** begin **
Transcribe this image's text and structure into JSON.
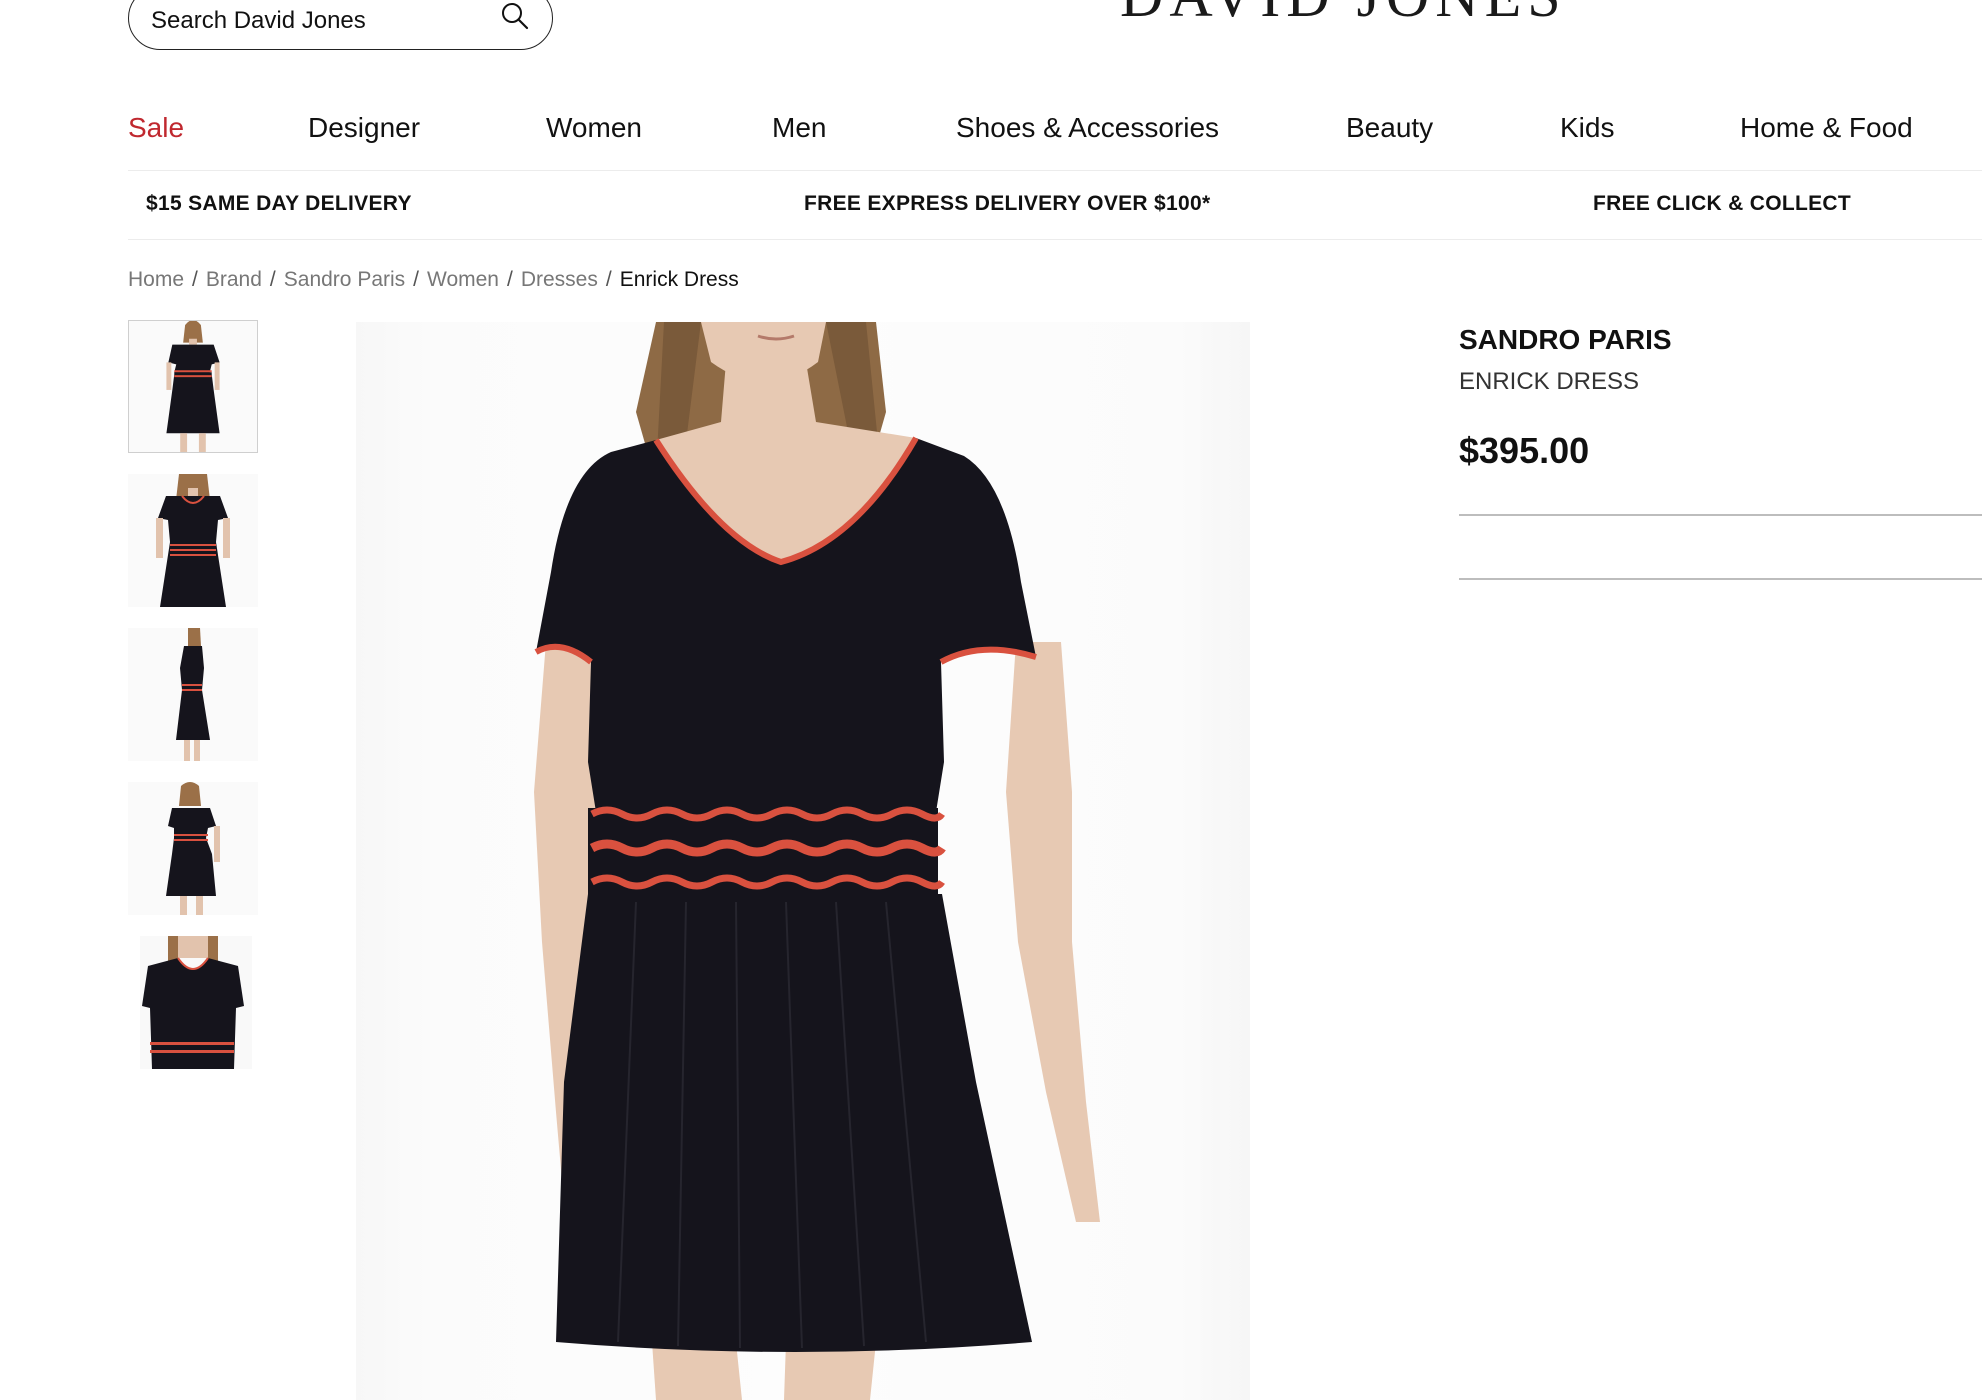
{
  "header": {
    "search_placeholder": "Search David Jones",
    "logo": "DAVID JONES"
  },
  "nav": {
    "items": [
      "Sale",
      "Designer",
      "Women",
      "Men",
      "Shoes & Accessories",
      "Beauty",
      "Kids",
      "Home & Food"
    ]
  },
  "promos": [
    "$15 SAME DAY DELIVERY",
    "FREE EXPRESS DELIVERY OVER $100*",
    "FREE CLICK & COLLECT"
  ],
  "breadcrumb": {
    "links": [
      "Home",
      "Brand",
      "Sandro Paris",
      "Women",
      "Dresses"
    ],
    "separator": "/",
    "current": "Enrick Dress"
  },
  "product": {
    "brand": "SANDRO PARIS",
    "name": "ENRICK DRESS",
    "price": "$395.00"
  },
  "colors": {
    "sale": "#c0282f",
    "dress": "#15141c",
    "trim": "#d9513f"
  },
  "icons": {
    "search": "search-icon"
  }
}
** end **
** begin **
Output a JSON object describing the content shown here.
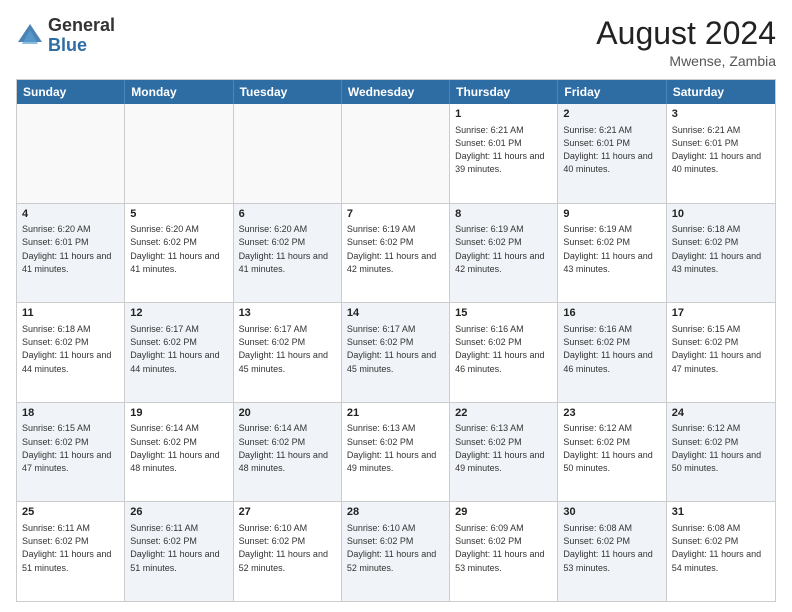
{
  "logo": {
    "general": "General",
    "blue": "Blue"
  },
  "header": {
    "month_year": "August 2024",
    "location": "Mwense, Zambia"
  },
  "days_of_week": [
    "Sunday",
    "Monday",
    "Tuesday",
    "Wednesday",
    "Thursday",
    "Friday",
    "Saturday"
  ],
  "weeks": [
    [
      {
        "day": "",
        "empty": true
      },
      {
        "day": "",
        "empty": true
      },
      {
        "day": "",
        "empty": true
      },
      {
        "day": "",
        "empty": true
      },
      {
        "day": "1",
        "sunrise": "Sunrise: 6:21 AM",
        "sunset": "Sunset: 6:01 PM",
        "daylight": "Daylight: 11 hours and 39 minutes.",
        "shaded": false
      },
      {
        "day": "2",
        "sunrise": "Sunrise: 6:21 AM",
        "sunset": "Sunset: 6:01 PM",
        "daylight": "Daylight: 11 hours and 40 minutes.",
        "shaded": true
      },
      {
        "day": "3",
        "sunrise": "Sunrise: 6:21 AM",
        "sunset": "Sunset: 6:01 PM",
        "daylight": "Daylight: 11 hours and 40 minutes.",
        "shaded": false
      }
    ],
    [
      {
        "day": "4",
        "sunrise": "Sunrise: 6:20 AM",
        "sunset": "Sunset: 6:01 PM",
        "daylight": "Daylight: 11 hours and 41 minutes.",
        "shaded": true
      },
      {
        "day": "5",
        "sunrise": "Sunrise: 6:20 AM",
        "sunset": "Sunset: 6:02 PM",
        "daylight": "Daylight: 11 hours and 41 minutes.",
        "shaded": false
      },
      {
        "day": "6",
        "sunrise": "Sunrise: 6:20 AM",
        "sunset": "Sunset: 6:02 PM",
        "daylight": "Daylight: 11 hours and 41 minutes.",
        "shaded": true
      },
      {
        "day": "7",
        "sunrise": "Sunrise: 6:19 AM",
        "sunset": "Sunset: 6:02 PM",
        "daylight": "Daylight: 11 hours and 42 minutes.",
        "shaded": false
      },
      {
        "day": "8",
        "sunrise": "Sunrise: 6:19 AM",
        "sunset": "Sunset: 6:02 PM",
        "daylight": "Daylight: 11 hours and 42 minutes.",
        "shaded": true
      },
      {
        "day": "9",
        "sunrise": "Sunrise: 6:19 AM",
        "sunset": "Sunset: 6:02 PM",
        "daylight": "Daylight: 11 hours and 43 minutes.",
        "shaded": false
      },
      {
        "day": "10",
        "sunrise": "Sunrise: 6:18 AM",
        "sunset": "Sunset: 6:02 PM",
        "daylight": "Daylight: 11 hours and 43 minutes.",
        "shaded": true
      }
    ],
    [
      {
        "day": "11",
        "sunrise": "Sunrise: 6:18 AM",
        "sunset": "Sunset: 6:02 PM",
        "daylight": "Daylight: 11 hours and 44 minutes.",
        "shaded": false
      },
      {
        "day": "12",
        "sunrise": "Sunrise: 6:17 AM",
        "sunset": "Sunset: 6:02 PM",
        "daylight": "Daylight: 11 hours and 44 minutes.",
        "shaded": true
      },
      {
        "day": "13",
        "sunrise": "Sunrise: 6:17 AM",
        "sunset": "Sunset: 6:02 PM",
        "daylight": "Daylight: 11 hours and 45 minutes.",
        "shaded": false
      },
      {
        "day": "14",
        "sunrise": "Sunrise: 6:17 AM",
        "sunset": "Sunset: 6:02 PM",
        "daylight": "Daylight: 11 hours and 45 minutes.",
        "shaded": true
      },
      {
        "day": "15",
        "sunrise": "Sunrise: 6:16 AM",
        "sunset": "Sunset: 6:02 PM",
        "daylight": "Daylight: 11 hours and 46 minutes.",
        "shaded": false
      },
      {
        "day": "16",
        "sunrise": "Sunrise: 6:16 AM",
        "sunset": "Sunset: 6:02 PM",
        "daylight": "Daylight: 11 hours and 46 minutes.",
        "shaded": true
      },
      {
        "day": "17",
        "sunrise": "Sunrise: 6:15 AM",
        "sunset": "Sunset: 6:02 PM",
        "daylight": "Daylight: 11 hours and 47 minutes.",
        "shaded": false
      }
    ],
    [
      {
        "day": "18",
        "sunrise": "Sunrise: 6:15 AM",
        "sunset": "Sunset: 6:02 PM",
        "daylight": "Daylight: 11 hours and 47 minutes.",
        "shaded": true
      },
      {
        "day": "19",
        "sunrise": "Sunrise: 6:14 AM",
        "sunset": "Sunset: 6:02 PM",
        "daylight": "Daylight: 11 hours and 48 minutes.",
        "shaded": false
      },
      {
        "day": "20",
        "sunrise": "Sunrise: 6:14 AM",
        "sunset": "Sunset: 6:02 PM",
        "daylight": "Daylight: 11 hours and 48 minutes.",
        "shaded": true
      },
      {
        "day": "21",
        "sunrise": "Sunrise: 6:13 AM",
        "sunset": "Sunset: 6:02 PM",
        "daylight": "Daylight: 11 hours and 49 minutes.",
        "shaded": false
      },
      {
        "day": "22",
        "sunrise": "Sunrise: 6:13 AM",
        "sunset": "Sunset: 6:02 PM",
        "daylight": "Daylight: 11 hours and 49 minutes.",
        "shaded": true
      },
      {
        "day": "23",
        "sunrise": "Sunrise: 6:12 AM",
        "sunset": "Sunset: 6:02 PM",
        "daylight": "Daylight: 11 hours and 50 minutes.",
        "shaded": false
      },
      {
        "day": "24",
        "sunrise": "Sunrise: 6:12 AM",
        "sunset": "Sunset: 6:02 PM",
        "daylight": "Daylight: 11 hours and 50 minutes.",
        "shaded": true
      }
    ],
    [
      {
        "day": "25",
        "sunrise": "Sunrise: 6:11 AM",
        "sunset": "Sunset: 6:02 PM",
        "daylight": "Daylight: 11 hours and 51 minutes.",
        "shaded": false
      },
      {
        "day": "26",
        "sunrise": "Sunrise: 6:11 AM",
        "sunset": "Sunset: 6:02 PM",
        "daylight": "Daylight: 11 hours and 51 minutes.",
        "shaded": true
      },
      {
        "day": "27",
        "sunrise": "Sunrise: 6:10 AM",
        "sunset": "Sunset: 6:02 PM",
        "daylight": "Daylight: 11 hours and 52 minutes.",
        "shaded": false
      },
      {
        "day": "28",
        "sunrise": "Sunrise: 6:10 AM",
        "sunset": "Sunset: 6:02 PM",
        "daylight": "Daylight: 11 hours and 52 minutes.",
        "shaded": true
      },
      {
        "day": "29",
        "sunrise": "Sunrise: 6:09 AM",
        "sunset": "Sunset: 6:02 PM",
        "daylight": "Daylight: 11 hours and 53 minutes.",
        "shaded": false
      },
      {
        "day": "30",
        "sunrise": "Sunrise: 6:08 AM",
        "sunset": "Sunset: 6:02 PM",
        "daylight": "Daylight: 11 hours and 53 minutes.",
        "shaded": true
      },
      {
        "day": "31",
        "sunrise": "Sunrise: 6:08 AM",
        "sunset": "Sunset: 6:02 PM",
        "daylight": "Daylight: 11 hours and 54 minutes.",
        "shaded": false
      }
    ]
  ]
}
** end **
** begin **
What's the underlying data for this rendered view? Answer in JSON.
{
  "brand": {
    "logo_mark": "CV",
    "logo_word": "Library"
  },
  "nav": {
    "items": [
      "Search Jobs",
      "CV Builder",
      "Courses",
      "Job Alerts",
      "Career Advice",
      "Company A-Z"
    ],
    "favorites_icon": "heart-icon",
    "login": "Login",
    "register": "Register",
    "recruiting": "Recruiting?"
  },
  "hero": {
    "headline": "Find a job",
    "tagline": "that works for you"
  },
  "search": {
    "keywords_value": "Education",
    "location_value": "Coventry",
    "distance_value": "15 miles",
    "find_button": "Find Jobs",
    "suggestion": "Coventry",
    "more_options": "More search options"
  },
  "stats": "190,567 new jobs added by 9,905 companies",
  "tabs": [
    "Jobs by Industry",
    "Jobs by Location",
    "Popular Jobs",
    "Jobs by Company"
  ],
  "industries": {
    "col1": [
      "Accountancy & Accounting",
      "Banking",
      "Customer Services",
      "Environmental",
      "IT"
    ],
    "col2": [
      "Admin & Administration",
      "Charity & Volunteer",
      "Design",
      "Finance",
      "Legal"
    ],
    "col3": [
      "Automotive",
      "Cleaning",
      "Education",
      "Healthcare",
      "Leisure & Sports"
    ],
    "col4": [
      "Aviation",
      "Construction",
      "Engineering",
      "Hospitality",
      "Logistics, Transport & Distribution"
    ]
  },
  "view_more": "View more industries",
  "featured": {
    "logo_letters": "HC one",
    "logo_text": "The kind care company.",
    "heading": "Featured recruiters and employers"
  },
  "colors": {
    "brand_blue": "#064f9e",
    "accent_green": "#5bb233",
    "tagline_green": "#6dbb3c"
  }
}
** end **
- **TASK DESCRIPTION**
In the data above, count the lines where the word "DELIVERY" appears; reply with the number only.

- **THE COMPLETED TASK**
2